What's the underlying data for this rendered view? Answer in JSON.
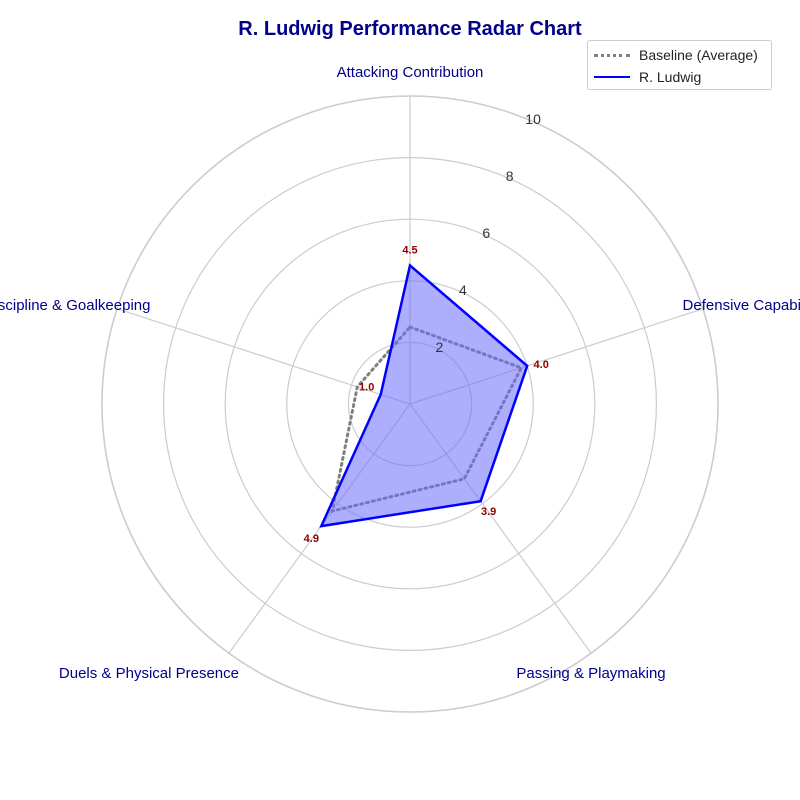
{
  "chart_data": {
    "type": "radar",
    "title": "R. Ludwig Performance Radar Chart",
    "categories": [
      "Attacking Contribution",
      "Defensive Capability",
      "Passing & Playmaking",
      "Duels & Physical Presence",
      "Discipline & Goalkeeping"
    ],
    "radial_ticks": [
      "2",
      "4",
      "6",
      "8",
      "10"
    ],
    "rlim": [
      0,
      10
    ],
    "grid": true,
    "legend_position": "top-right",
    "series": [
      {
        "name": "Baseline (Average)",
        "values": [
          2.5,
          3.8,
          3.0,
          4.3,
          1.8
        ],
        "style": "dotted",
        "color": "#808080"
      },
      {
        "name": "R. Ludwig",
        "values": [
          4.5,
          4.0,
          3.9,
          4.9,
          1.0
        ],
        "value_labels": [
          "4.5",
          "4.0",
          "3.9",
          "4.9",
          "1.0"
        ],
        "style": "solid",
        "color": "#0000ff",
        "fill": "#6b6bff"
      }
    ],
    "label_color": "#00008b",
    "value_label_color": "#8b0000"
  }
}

========================================

THE EXERCISE = Locate and copy each line in the data above that includes the word "name".

SOLUTION FOR THIS PROBLEM =
        "name": "Baseline (Average)",
        "name": "R. Ludwig",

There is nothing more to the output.